• [AIM OF THE TASK] Leave out the images; return the rest of the data exactly.
======== STORED RECORDS
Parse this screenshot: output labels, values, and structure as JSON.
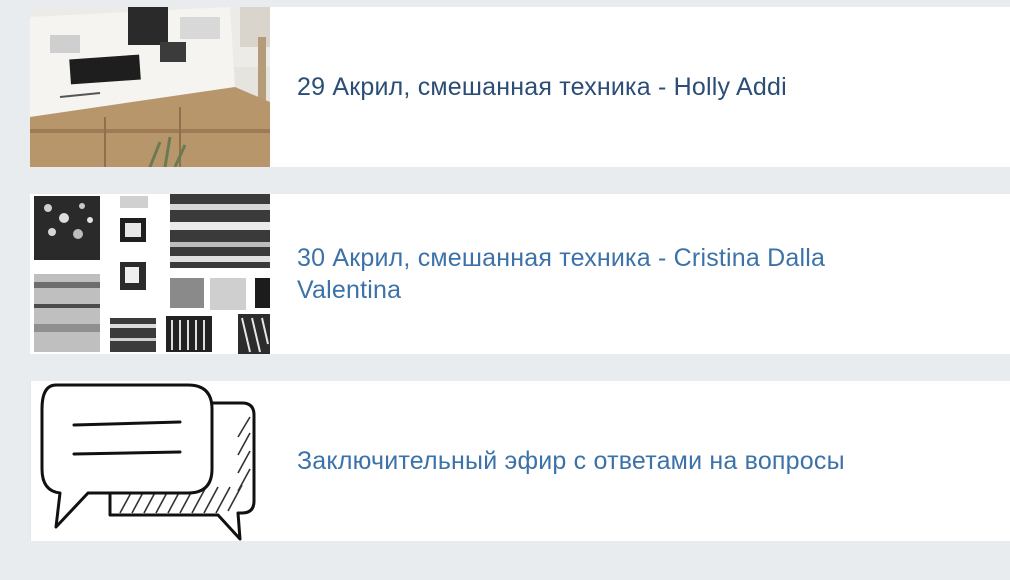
{
  "lessons": [
    {
      "title": "29 Акрил, смешанная техника - Holly Addi",
      "thumbnail_icon": "painting-thumbnail",
      "title_color": "#2b4d76"
    },
    {
      "title": "30 Акрил, смешанная техника - Cristina Dalla Valentina",
      "thumbnail_icon": "collage-thumbnail",
      "title_color": "#3d72a9"
    },
    {
      "title": "Заключительный эфир с ответами на вопросы",
      "thumbnail_icon": "chat-bubbles-icon",
      "title_color": "#3d72a9"
    }
  ],
  "colors": {
    "page_background": "#e9ecee",
    "card_background": "#ffffff"
  }
}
================
• [RESPONSE TO THE EXERCISE]
Parse this screenshot: output labels, values, and structure as JSON.
{
  "lessons": [
    {
      "title": "29 Акрил, смешанная техника - Holly Addi",
      "thumbnail_icon": "painting-thumbnail",
      "title_color": "#2b4d76"
    },
    {
      "title": "30 Акрил, смешанная техника - Cristina Dalla Valentina",
      "thumbnail_icon": "collage-thumbnail",
      "title_color": "#3d72a9"
    },
    {
      "title": "Заключительный эфир с ответами на вопросы",
      "thumbnail_icon": "chat-bubbles-icon",
      "title_color": "#3d72a9"
    }
  ],
  "colors": {
    "page_background": "#e9ecee",
    "card_background": "#ffffff"
  }
}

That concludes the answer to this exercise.